Search the listing for the string "type" and copy every line that contains it.

[Records from a data source]
(begin)

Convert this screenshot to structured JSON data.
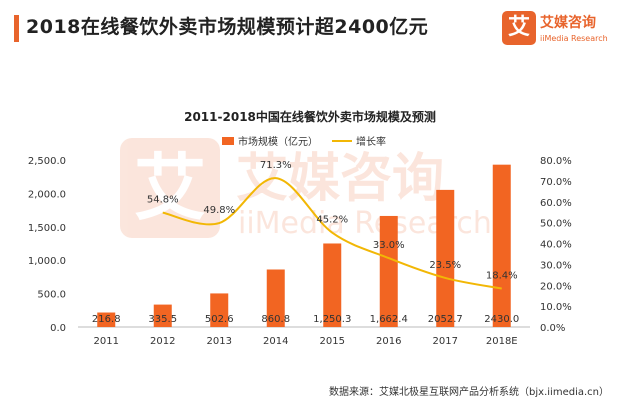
{
  "header": {
    "title": "2018在线餐饮外卖市场规模预计超2400亿元",
    "accent_color": "#e8642c"
  },
  "logo": {
    "mark": "艾",
    "name": "艾媒咨询",
    "subtitle": "iiMedia Research",
    "color": "#e8642c"
  },
  "watermark": {
    "mark": "艾",
    "name": "艾媒咨询",
    "subtitle": "iiMedia Research"
  },
  "chart_data": {
    "type": "bar",
    "title": "2011-2018中国在线餐饮外卖市场规模及预测",
    "categories": [
      "2011",
      "2012",
      "2013",
      "2014",
      "2015",
      "2016",
      "2017",
      "2018E"
    ],
    "series": [
      {
        "name": "市场规模（亿元）",
        "type": "bar",
        "axis": "left",
        "color": "#f26522",
        "values": [
          216.8,
          335.5,
          502.6,
          860.8,
          1250.3,
          1662.4,
          2052.7,
          2430.0
        ],
        "labels": [
          "216.8",
          "335.5",
          "502.6",
          "860.8",
          "1,250.3",
          "1,662.4",
          "2052.7",
          "2430.0"
        ]
      },
      {
        "name": "增长率",
        "type": "line",
        "axis": "right",
        "color": "#f2b705",
        "values": [
          null,
          54.8,
          49.8,
          71.3,
          45.2,
          33.0,
          23.5,
          18.4
        ],
        "labels": [
          "",
          "54.8%",
          "49.8%",
          "71.3%",
          "45.2%",
          "33.0%",
          "23.5%",
          "18.4%"
        ]
      }
    ],
    "y_left": {
      "min": 0,
      "max": 2500,
      "ticks": [
        "0.0",
        "500.0",
        "1,000.0",
        "1,500.0",
        "2,000.0",
        "2,500.0"
      ]
    },
    "y_right": {
      "min": 0,
      "max": 80,
      "ticks": [
        "0.0%",
        "10.0%",
        "20.0%",
        "30.0%",
        "40.0%",
        "50.0%",
        "60.0%",
        "70.0%",
        "80.0%"
      ]
    },
    "grid": false,
    "legend_position": "top"
  },
  "source": "数据来源：艾媒北极星互联网产品分析系统（bjx.iimedia.cn）"
}
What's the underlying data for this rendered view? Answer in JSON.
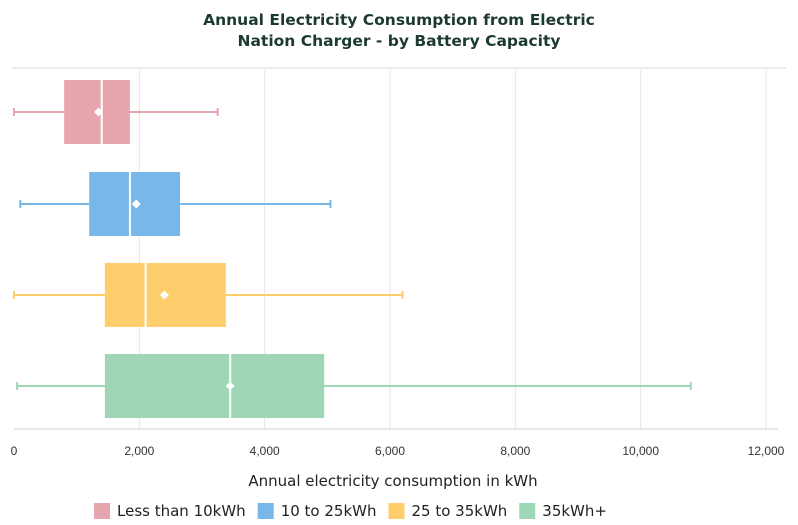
{
  "chart_data": {
    "type": "boxplot",
    "orientation": "horizontal",
    "title": [
      "Annual Electricity Consumption from Electric",
      "Nation Charger - by Battery Capacity"
    ],
    "xlabel": "Annual electricity consumption in kWh",
    "xlim": [
      0,
      12000
    ],
    "xticks": [
      0,
      2000,
      4000,
      6000,
      8000,
      10000,
      12000
    ],
    "xtick_labels": [
      "0",
      "2,000",
      "4,000",
      "6,000",
      "8,000",
      "10,000",
      "12,000"
    ],
    "grid": "vertical",
    "legend_position": "bottom",
    "series": [
      {
        "name": "Less than 10kWh",
        "color": "#e7a6ae",
        "whisker_low": 0,
        "q1": 800,
        "median": 1400,
        "mean": 1350,
        "q3": 1850,
        "whisker_high": 3250
      },
      {
        "name": "10 to 25kWh",
        "color": "#78b8e8",
        "whisker_low": 100,
        "q1": 1200,
        "median": 1850,
        "mean": 1950,
        "q3": 2650,
        "whisker_high": 5050
      },
      {
        "name": "25 to 35kWh",
        "color": "#fecd6c",
        "whisker_low": 0,
        "q1": 1450,
        "median": 2100,
        "mean": 2400,
        "q3": 3380,
        "whisker_high": 6200
      },
      {
        "name": "35kWh+",
        "color": "#9fd6b5",
        "whisker_low": 50,
        "q1": 1450,
        "median": 3450,
        "mean": 3450,
        "q3": 4950,
        "whisker_high": 10800
      }
    ]
  }
}
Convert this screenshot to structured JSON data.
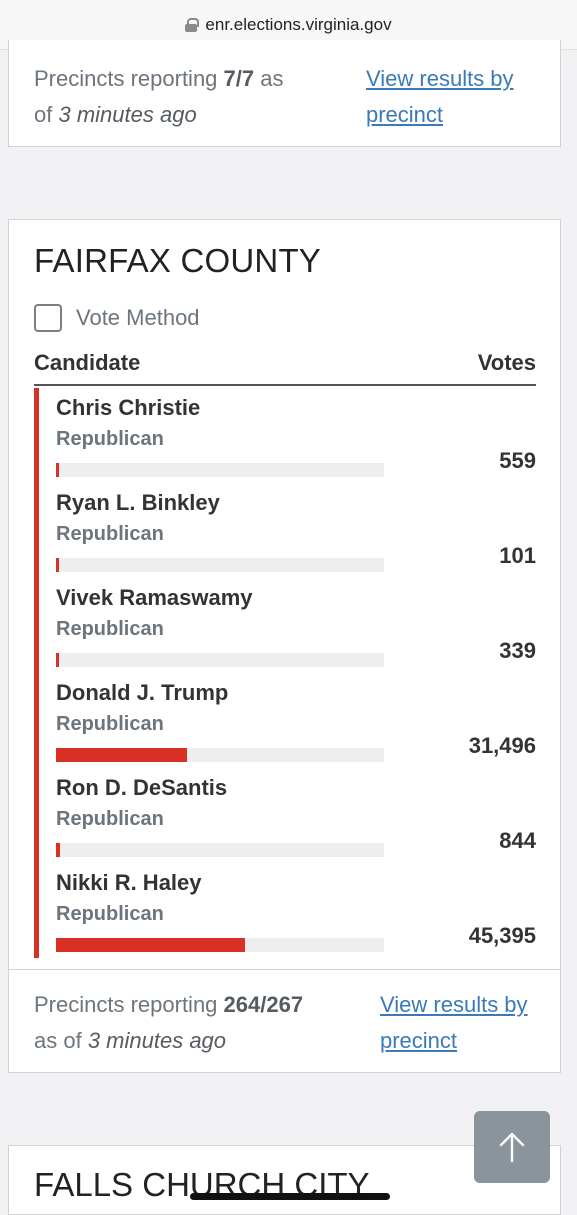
{
  "browser": {
    "url": "enr.elections.virginia.gov"
  },
  "prev_card": {
    "reporting_prefix": "Precincts reporting",
    "reporting_count": "7/7",
    "reporting_as": "as",
    "reporting_of": "of",
    "reporting_time": "3 minutes ago",
    "view_link_line1": "View results by",
    "view_link_line2": "precinct"
  },
  "county": {
    "title": "FAIRFAX COUNTY",
    "vote_method_label": "Vote Method",
    "col_candidate": "Candidate",
    "col_votes": "Votes",
    "candidates": [
      {
        "name": "Chris Christie",
        "party": "Republican",
        "votes": "559",
        "share": 0.007
      },
      {
        "name": "Ryan L. Binkley",
        "party": "Republican",
        "votes": "101",
        "share": 0.001
      },
      {
        "name": "Vivek Ramaswamy",
        "party": "Republican",
        "votes": "339",
        "share": 0.004
      },
      {
        "name": "Donald J. Trump",
        "party": "Republican",
        "votes": "31,496",
        "share": 0.4
      },
      {
        "name": "Ron D. DeSantis",
        "party": "Republican",
        "votes": "844",
        "share": 0.011
      },
      {
        "name": "Nikki R. Haley",
        "party": "Republican",
        "votes": "45,395",
        "share": 0.577
      }
    ],
    "reporting_prefix": "Precincts reporting",
    "reporting_count": "264/267",
    "reporting_line2": "as of",
    "reporting_time": "3 minutes ago",
    "view_link_line1": "View results by",
    "view_link_line2": "precinct"
  },
  "next_card": {
    "title": "FALLS CHURCH CITY"
  },
  "colors": {
    "accent": "#d93025",
    "link": "#3a7ab8"
  }
}
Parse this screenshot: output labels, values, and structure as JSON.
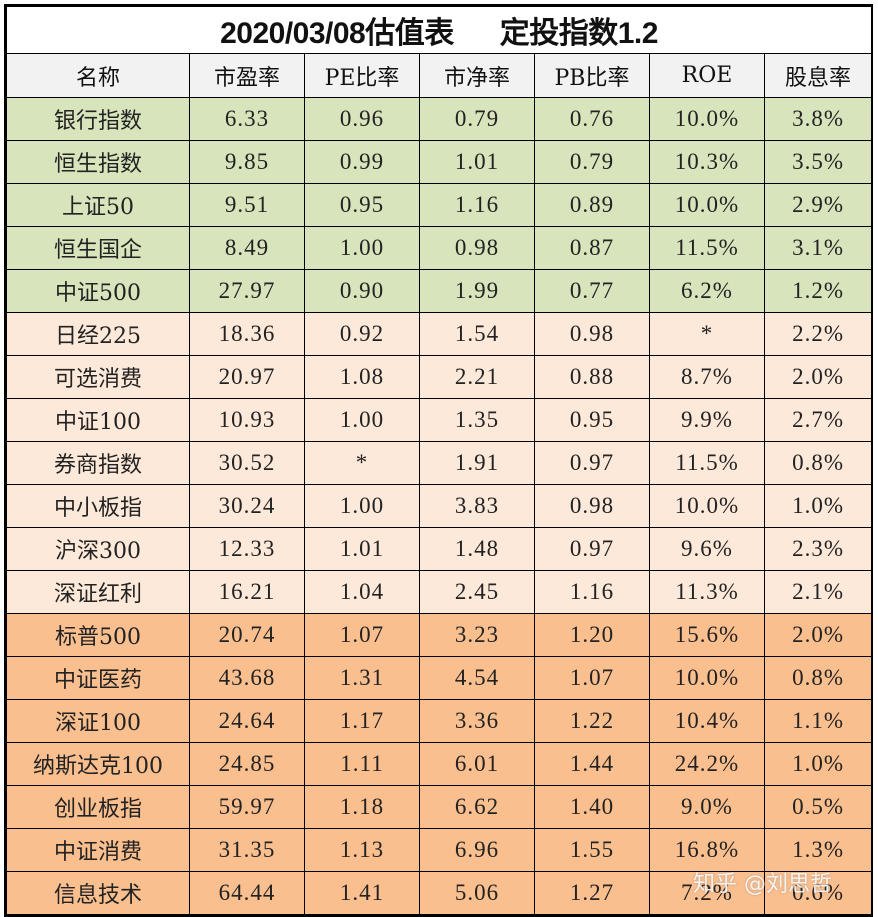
{
  "title": {
    "left": "2020/03/08估值表",
    "right": "定投指数1.2"
  },
  "columns": [
    "名称",
    "市盈率",
    "PE比率",
    "市净率",
    "PB比率",
    "ROE",
    "股息率"
  ],
  "colors": {
    "header_bg": "#f2f2f2",
    "green": "#d8e4bc",
    "peach": "#fde9d9",
    "orange": "#fabf8f"
  },
  "rows": [
    {
      "group": "green",
      "cells": [
        "银行指数",
        "6.33",
        "0.96",
        "0.79",
        "0.76",
        "10.0%",
        "3.8%"
      ]
    },
    {
      "group": "green",
      "cells": [
        "恒生指数",
        "9.85",
        "0.99",
        "1.01",
        "0.79",
        "10.3%",
        "3.5%"
      ]
    },
    {
      "group": "green",
      "cells": [
        "上证50",
        "9.51",
        "0.95",
        "1.16",
        "0.89",
        "10.0%",
        "2.9%"
      ]
    },
    {
      "group": "green",
      "cells": [
        "恒生国企",
        "8.49",
        "1.00",
        "0.98",
        "0.87",
        "11.5%",
        "3.1%"
      ]
    },
    {
      "group": "green",
      "cells": [
        "中证500",
        "27.97",
        "0.90",
        "1.99",
        "0.77",
        "6.2%",
        "1.2%"
      ]
    },
    {
      "group": "peach",
      "cells": [
        "日经225",
        "18.36",
        "0.92",
        "1.54",
        "0.98",
        "*",
        "2.2%"
      ]
    },
    {
      "group": "peach",
      "cells": [
        "可选消费",
        "20.97",
        "1.08",
        "2.21",
        "0.88",
        "8.7%",
        "2.0%"
      ]
    },
    {
      "group": "peach",
      "cells": [
        "中证100",
        "10.93",
        "1.00",
        "1.35",
        "0.95",
        "9.9%",
        "2.7%"
      ]
    },
    {
      "group": "peach",
      "cells": [
        "券商指数",
        "30.52",
        "*",
        "1.91",
        "0.97",
        "11.5%",
        "0.8%"
      ]
    },
    {
      "group": "peach",
      "cells": [
        "中小板指",
        "30.24",
        "1.00",
        "3.83",
        "0.98",
        "10.0%",
        "1.0%"
      ]
    },
    {
      "group": "peach",
      "cells": [
        "沪深300",
        "12.33",
        "1.01",
        "1.48",
        "0.97",
        "9.6%",
        "2.3%"
      ]
    },
    {
      "group": "peach",
      "cells": [
        "深证红利",
        "16.21",
        "1.04",
        "2.45",
        "1.16",
        "11.3%",
        "2.1%"
      ]
    },
    {
      "group": "orange",
      "cells": [
        "标普500",
        "20.74",
        "1.07",
        "3.23",
        "1.20",
        "15.6%",
        "2.0%"
      ]
    },
    {
      "group": "orange",
      "cells": [
        "中证医药",
        "43.68",
        "1.31",
        "4.54",
        "1.07",
        "10.0%",
        "0.8%"
      ]
    },
    {
      "group": "orange",
      "cells": [
        "深证100",
        "24.64",
        "1.17",
        "3.36",
        "1.22",
        "10.4%",
        "1.1%"
      ]
    },
    {
      "group": "orange",
      "cells": [
        "纳斯达克100",
        "24.85",
        "1.11",
        "6.01",
        "1.44",
        "24.2%",
        "1.0%"
      ]
    },
    {
      "group": "orange",
      "cells": [
        "创业板指",
        "59.97",
        "1.18",
        "6.62",
        "1.40",
        "9.0%",
        "0.5%"
      ]
    },
    {
      "group": "orange",
      "cells": [
        "中证消费",
        "31.35",
        "1.13",
        "6.96",
        "1.55",
        "16.8%",
        "1.3%"
      ]
    },
    {
      "group": "orange",
      "cells": [
        "信息技术",
        "64.44",
        "1.41",
        "5.06",
        "1.27",
        "7.2%",
        "0.6%"
      ]
    }
  ],
  "watermark": "知乎 @刘思哲"
}
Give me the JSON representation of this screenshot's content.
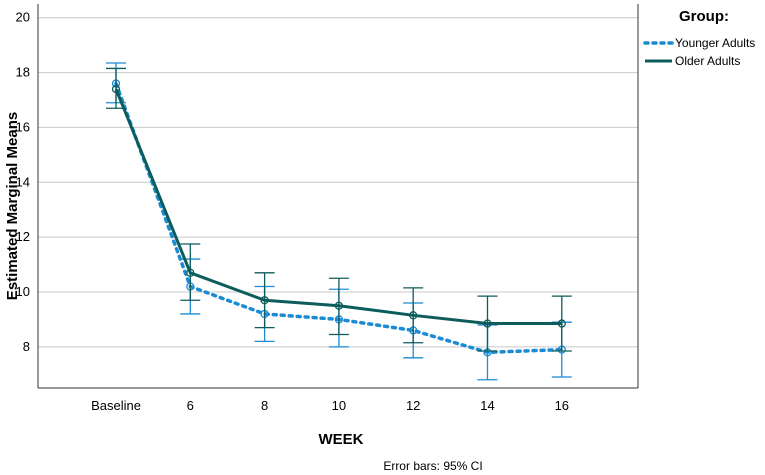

(end)

### Task output
    "type": "bar",
        "type": "bar",
        "type": "line",
    "type": "boxplot",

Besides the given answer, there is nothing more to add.